Find the lines in these entries that include the word "icon" and state how many there are, with no other words.

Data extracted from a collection
★ ★ ★ ★

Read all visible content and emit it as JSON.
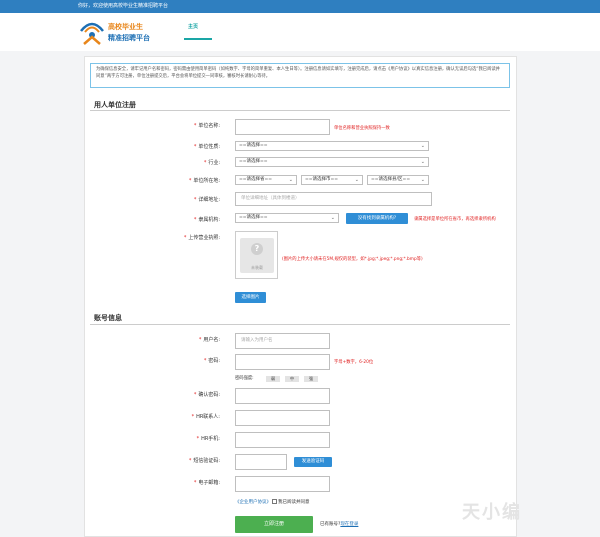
{
  "topbar": {
    "text": "你好，欢迎使用高校毕业生精准招聘平台"
  },
  "header": {
    "logo_line1": "高校毕业生",
    "logo_line2": "精准招聘平台",
    "nav_home": "主页"
  },
  "notice": {
    "text": "为确保信息安全，请牢记用户名和密码，密码需由使用简单密码（如纯数字、字母的简单重复、本人生日等）。注册信息请如实填写，注册完成后，请点击《用户协议》以真实信息注册，确认无误后勾选“我已阅读并同意”两字方可注册，单位注册提交后，平台会将单位提交一同审核，審核时长请耐心等待。"
  },
  "section_unit": {
    "title": "用人单位注册",
    "unit_name": {
      "label": "单位名称:",
      "hint": "单位名称和营业执照保持一致"
    },
    "unit_nature": {
      "label": "单位性质:",
      "selected": "==请选择=="
    },
    "industry": {
      "label": "行业:",
      "selected": "==请选择=="
    },
    "location": {
      "label": "单位所在地:",
      "province": "==请选择省==",
      "city": "==请选择市==",
      "district": "==请选择县/区=="
    },
    "address": {
      "label": "详细地址:",
      "placeholder": "单位详细地址（具体到楼道）"
    },
    "agency": {
      "label": "隶属机构:",
      "selected": "==请选择==",
      "button": "没有找到隶属机构?",
      "hint": "隶属选择是单位所在省市，再选择隶所机构"
    },
    "license": {
      "label": "上传营业执照:",
      "placeholder_text": "未装载",
      "hint": "(图片的上传大小请未在5M,规仅的装型，如*.jpg;*.jpeg;*.png;*.bmp等)",
      "button": "选择图片"
    }
  },
  "section_account": {
    "title": "账号信息",
    "username": {
      "label": "用户名:",
      "placeholder": "请输入为用户名"
    },
    "password": {
      "label": "密码:",
      "hint": "字母+数字，6-20位"
    },
    "strength": {
      "label": "密码强度:",
      "levels": [
        "弱",
        "中",
        "强"
      ]
    },
    "confirm_password": {
      "label": "确认密码:"
    },
    "hr_contact": {
      "label": "HR联系人:"
    },
    "hr_phone": {
      "label": "HR手机:"
    },
    "sms_code": {
      "label": "短信验证码:",
      "button": "发送验证码"
    },
    "email": {
      "label": "电子邮箱:"
    }
  },
  "agreement": {
    "link": "《企业用户协议》",
    "text": "我已阅读并同意"
  },
  "submit": {
    "label": "立即注册"
  },
  "login": {
    "text": "已有账号?",
    "link": "现在登录"
  },
  "watermark": {
    "text": "天小编"
  },
  "colors": {
    "topbar": "#2f7fc0",
    "accent_teal": "#1aa6a6",
    "required": "#e02020",
    "button_blue": "#2f8ed6",
    "submit_green": "#4caf50"
  }
}
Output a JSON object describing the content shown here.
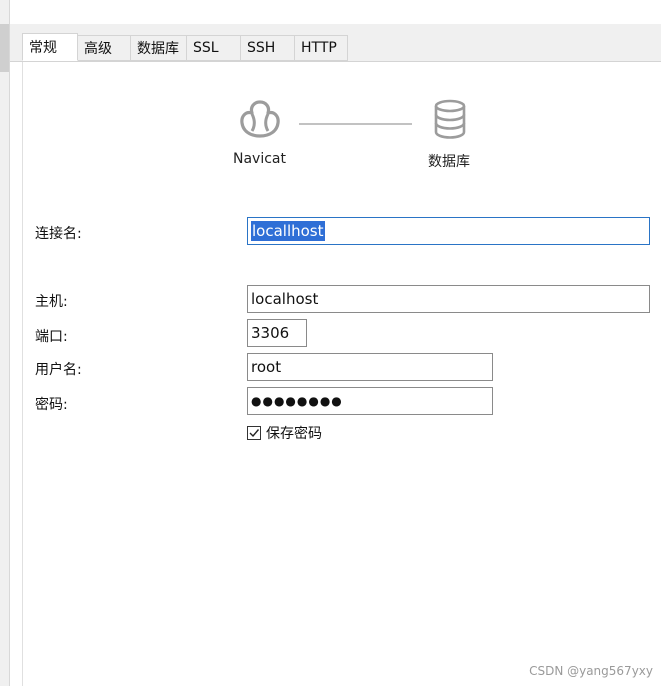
{
  "tabs": [
    {
      "label": "常规",
      "active": true
    },
    {
      "label": "高级",
      "active": false
    },
    {
      "label": "数据库",
      "active": false
    },
    {
      "label": "SSL",
      "active": false
    },
    {
      "label": "SSH",
      "active": false
    },
    {
      "label": "HTTP",
      "active": false
    }
  ],
  "diagram": {
    "left_label": "Navicat",
    "left_icon": "navicat-logo-icon",
    "right_label": "数据库",
    "right_icon": "database-icon"
  },
  "form": {
    "connection_name": {
      "label": "连接名:",
      "value": "locallhost"
    },
    "host": {
      "label": "主机:",
      "value": "localhost"
    },
    "port": {
      "label": "端口:",
      "value": "3306"
    },
    "username": {
      "label": "用户名:",
      "value": "root"
    },
    "password": {
      "label": "密码:",
      "value": "●●●●●●●●"
    },
    "save_password": {
      "label": "保存密码",
      "checked": true
    }
  },
  "watermark": "CSDN @yang567yxy",
  "colors": {
    "focus_border": "#2a74c6",
    "selection": "#2f6fd6",
    "tab_bar": "#f0f0f0"
  }
}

★ ★ ★ ★

Result: 2